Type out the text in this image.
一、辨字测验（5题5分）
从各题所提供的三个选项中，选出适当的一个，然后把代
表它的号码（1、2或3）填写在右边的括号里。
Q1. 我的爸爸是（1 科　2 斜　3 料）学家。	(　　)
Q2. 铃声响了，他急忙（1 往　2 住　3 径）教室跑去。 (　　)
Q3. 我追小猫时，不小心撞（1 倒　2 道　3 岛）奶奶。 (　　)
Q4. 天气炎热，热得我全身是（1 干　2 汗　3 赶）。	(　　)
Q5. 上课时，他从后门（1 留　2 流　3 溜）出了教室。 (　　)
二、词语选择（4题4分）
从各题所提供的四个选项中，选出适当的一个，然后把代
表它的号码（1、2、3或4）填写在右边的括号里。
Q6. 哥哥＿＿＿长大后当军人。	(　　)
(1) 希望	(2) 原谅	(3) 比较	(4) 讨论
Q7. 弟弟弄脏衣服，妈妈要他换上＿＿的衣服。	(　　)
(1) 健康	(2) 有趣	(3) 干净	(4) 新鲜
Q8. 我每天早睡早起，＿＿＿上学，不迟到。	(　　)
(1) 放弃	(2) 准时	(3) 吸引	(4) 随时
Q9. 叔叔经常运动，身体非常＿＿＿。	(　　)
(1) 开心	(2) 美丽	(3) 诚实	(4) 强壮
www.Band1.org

============

> _Stated task_
Please reproduce each record precisely as written.

> _Exercise solution_
Type out the text in this image.
一、辨字测验（5题5分）
从各题所提供的三个选项中，选出适当的一个，然后把代
表它的号码（1、2或3）填写在右边的括号里。
Q1. 我的爸爸是（1 科　2 斜　3 料）学家。	(　　)
Q2. 铃声响了，他急忙（1 往　2 住　3 径）教室跑去。 (　　)
Q3. 我追小猫时，不小心撞（1 倒　2 道　3 岛）奶奶。 (　　)
Q4. 天气炎热，热得我全身是（1 干　2 汗　3 赶）。	(　　)
Q5. 上课时，他从后门（1 留　2 流　3 溜）出了教室。 (　　)
二、词语选择（4题4分）
从各题所提供的四个选项中，选出适当的一个，然后把代
表它的号码（1、2、3或4）填写在右边的括号里。
Q6. 哥哥＿＿＿长大后当军人。	(　　)
(1) 希望	(2) 原谅	(3) 比较	(4) 讨论
Q7. 弟弟弄脏衣服，妈妈要他换上＿＿的衣服。	(　　)
(1) 健康	(2) 有趣	(3) 干净	(4) 新鲜
Q8. 我每天早睡早起，＿＿＿上学，不迟到。	(　　)
(1) 放弃	(2) 准时	(3) 吸引	(4) 随时
Q9. 叔叔经常运动，身体非常＿＿＿。	(　　)
(1) 开心	(2) 美丽	(3) 诚实	(4) 强壮
www.Band1.org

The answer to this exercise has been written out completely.